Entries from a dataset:
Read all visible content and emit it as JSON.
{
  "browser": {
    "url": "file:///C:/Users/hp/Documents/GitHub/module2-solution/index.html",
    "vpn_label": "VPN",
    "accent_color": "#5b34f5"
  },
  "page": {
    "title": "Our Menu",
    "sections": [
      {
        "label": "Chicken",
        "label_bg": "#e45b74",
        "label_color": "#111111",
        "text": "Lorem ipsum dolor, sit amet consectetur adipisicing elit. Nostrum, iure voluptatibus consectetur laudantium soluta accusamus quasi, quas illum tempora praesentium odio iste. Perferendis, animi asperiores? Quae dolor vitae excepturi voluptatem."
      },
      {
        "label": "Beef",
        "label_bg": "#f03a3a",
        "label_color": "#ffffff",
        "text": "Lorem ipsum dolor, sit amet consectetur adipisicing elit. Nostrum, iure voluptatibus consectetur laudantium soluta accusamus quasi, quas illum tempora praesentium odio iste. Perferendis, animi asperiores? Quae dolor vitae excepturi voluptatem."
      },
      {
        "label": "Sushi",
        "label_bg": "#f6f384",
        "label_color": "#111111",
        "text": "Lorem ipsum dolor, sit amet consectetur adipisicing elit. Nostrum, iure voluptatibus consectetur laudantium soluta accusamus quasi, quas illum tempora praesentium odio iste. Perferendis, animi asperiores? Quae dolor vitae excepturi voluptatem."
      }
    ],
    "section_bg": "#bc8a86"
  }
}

### Task to complete
Your task is to output all of the data above word for word.

### Written solution
Read all visible content and emit it as JSON.
{
  "browser": {
    "url": "file:///C:/Users/hp/Documents/GitHub/module2-solution/index.html",
    "vpn_label": "VPN",
    "accent_color": "#5b34f5"
  },
  "page": {
    "title": "Our Menu",
    "sections": [
      {
        "label": "Chicken",
        "label_bg": "#e45b74",
        "label_color": "#111111",
        "text": "Lorem ipsum dolor, sit amet consectetur adipisicing elit. Nostrum, iure voluptatibus consectetur laudantium soluta accusamus quasi, quas illum tempora praesentium odio iste. Perferendis, animi asperiores? Quae dolor vitae excepturi voluptatem."
      },
      {
        "label": "Beef",
        "label_bg": "#f03a3a",
        "label_color": "#ffffff",
        "text": "Lorem ipsum dolor, sit amet consectetur adipisicing elit. Nostrum, iure voluptatibus consectetur laudantium soluta accusamus quasi, quas illum tempora praesentium odio iste. Perferendis, animi asperiores? Quae dolor vitae excepturi voluptatem."
      },
      {
        "label": "Sushi",
        "label_bg": "#f6f384",
        "label_color": "#111111",
        "text": "Lorem ipsum dolor, sit amet consectetur adipisicing elit. Nostrum, iure voluptatibus consectetur laudantium soluta accusamus quasi, quas illum tempora praesentium odio iste. Perferendis, animi asperiores? Quae dolor vitae excepturi voluptatem."
      }
    ],
    "section_bg": "#bc8a86"
  }
}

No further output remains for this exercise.